— Kutipan teks —
☆ ☆ ☆

Undang – undang Pajak Negara
Fungsi Pajak
Pajak mempunyai peranan yang sangat penting dalam
kehidupan bernegara, khususnya di dalam pelaksanaan pembangunan karena pajak
merupakan sumber pendapatan negara untuk
membiayai semua pengeluaran termasuk
pengeluaran pembangunan. Berdasarkan hal diatas maka pajak mempunyai beberapa
fungsi, yaitu:
·
Fungsi anggaran
(budgetair)
Sebagai sumber pendapatan negara, pajak
berfungsi untuk membiayai pengeluaran-pengeluaran negara. Untuk menjalankan
tugas-tugas rutin negara dan melaksanakan pembangunan, negara membutuhkan
biaya. Biaya ini
dapat diperoleh dari penerimaan pajak. Dewasa ini pajak digunakan untuk
pembiayaan rutin seperti belanja pegawai,
belanja barang, pemeliharaan, dan lain sebagainya. Untuk pembiayaan
pembangunan, uang dikeluarkan
dari tabungan pemerintah,
yakni penerimaan dalam negeri dikurangi pengeluaran rutin. Tabungan pemerintah
ini dari tahun ke tahun harus ditingkatkan sesuai kebutuhan pembiayaan
pembangunan yang semakin meningkat dan ini terutama diharapkan dari sektor
pajak.
·
Fungsi mengatur
(regulerend)
Pemerintah bisa mengatur pertumbuhan ekonomi melalui
kebijaksanaan pajak. Dengan fungsi mengatur, pajak bisa digunakan sebagai alat
untuk mencapai tujuan. Contohnya dalam rangka menggiring penanaman modal, baik dalam negeri
maupun luar negeri, diberikan berbagai macam fasilitas keringanan pajak. Dalam
rangka melindungi produksi dalam negeri, pemerintah menetapkan bea masuk yang
tinggi untuk produk luar negeri.

☆ ☆ ☆

Catatan elemen dan koordinat

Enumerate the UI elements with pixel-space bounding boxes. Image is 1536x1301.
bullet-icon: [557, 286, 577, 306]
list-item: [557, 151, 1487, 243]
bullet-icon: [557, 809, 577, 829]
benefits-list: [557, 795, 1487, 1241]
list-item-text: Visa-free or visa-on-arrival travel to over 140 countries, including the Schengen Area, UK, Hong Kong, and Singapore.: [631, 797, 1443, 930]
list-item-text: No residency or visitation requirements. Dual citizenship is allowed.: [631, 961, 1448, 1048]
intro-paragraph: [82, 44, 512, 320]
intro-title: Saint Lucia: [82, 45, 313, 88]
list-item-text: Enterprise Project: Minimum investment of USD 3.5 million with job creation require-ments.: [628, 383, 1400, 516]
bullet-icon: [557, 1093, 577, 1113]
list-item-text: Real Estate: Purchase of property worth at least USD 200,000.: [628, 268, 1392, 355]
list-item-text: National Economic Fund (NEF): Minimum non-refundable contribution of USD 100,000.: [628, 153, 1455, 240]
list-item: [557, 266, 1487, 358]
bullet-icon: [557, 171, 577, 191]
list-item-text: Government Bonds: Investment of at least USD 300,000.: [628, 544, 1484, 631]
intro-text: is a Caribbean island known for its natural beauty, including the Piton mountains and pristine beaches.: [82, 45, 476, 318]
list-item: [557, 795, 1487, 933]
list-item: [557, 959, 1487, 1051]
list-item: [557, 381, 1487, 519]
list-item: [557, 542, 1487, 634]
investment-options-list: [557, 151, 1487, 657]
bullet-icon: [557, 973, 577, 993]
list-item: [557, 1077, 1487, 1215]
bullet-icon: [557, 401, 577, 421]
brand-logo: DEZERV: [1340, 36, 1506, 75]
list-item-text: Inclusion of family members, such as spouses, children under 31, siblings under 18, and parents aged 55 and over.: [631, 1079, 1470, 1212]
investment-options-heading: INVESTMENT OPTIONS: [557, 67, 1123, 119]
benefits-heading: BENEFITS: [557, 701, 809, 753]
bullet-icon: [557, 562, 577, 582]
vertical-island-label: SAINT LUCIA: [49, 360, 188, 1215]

☆ ☆ ☆

— Tugas —
#1 Jawablah pertanyaan berikut berdasarkan teks tentang fungsi pajak.
(a) Pembiayaan rutin apa saja yang disebutkan menggunakan pajak?
(b) Bagaimana teks tersebut mendefinisikan tabungan pemerintah?
(c) Apa yang ditetapkan pemerintah untuk melindungi produksi dalam negeri?
#2 Lanjutkan teks tentang fungsi pajak mulai dari titik terakhirnya.

— Jawaban berurutan —
#1
(a) Belanja pegawai, belanja barang, pemeliharaan, dan lain sebagainya.
(b) Tabungan pemerintah adalah penerimaan dalam negeri dikurangi pengeluaran rutin.
(c) Pemerintah menetapkan bea masuk yang tinggi untuk produk luar negeri.

#2
·
Fungsi stabilitas
Dengan adanya pajak, pemerintah memiliki dana untuk
menjalankan kebijakan yang berhubungan dengan stabilitas harga sehingga inflasi dapat
dikendalikan, Hal ini bisa dilakukan antara lain dengan jalan mengatur
peredaran uang di masyarakat, pemungutan pajak, penggunaan pajak yang efektif
dan efisien.
·
Fungsi
redistribusi pendapatan
Pajak yang sudah dipungut oleh negara akan digunakan
untuk membiayai semua kepentingan umum, termasuk juga untuk membiayai
pembangunan sehingga dapat membuka kesempatan kerja, yang pada akhirnya akan
dapat meningkatkan pendapatan masyarakat.
Syarat Pemungutan Pajak
Tidaklah mudah untuk membebankan pajak pada masyarakat.
Bila terlalu tinggi, masyarakat akan enggan membayar pajak. Namun bila terlalu
rendah, maka pembangunan tidak akan berjalan karena dana yang kurang. Agar tidak
menimbulkan berbagai masalah, maka pemungutan pajak harus memenuhi persyaratan
yaitu:
ü Pemungutan pajak harus adil
Seperti halnya produk hukum pajak
pun mempunyai tujuan untuk menciptakan keadilan dalam hal pemungutan pajak.
Adil dalam perundang-undangan maupun adil dalam pelaksanaannya.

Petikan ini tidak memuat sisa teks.